» **WHAT IS NEEDED**
Gather all lines containing the string "name" and copy them out.

☆ ☆ ☆ ☆

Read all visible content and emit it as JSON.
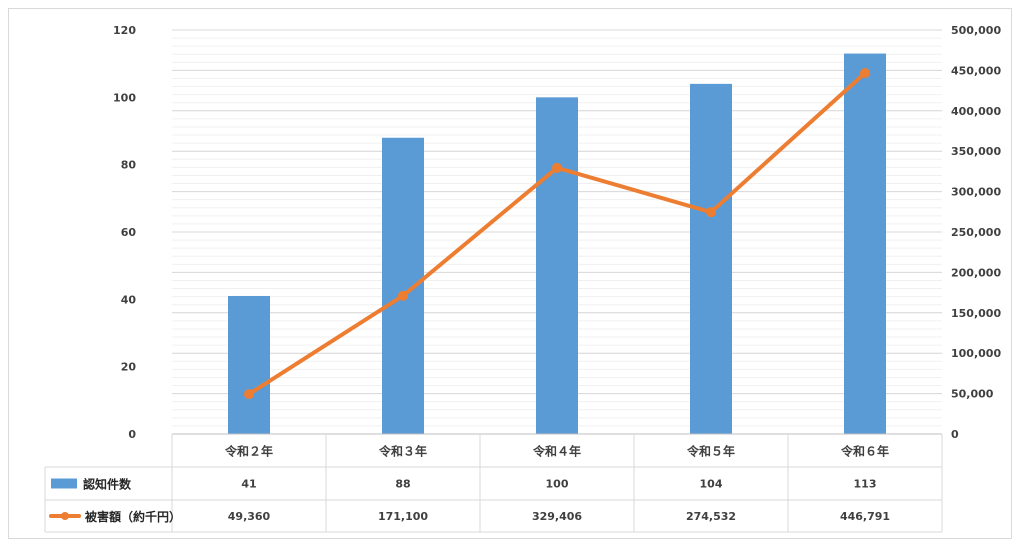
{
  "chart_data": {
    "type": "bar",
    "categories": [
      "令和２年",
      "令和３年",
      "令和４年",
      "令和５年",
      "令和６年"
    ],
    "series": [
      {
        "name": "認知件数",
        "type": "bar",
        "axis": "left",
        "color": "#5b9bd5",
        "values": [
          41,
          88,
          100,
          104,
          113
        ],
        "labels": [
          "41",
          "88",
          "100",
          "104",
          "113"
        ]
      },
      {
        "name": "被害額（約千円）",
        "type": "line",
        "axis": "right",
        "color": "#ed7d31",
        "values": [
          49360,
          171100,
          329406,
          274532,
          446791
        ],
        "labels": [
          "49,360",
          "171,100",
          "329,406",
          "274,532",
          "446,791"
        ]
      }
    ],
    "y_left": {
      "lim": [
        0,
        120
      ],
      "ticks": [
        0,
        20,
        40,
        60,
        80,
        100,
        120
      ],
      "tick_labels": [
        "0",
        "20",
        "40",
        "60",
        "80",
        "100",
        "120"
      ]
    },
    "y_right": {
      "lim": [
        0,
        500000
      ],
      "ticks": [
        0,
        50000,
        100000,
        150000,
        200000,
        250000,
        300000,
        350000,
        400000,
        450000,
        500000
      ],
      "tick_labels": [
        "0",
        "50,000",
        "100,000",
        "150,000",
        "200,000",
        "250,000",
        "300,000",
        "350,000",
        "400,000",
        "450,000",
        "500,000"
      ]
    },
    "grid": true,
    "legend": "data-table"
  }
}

☆ ☆ ☆ ☆

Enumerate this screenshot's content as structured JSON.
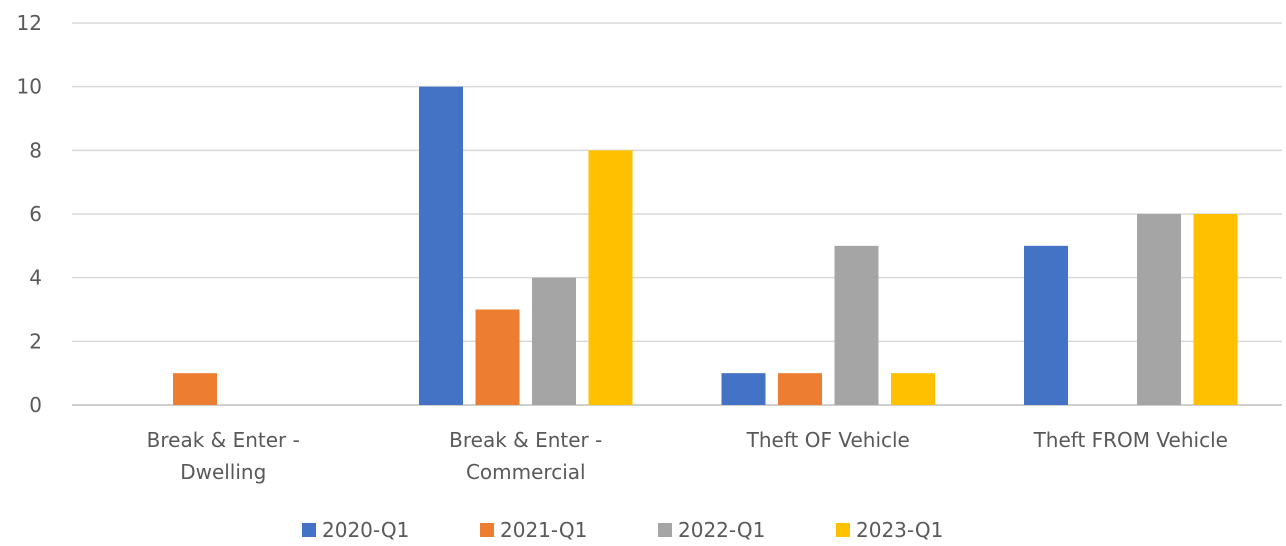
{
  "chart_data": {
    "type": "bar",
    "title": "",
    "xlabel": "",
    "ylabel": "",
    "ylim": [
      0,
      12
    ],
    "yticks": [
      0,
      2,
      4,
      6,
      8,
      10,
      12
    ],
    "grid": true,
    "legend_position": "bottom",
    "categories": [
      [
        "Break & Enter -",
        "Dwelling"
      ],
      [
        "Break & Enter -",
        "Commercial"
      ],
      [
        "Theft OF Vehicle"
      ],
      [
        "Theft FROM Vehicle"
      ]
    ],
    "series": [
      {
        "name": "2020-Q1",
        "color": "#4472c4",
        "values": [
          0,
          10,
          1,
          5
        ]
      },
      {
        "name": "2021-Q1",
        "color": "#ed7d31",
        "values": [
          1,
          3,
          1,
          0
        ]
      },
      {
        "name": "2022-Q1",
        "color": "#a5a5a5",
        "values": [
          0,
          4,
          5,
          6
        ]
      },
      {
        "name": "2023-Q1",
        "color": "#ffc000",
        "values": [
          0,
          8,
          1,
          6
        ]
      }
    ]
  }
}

☆ ☆ ☆ ☆

» **RESULT OF THE TASK**
        "name": "認知件数",
        "name": "被害額（約千円）",
        "name": "2020-Q1",
        "name": "2021-Q1",
        "name": "2022-Q1",
        "name": "2023-Q1",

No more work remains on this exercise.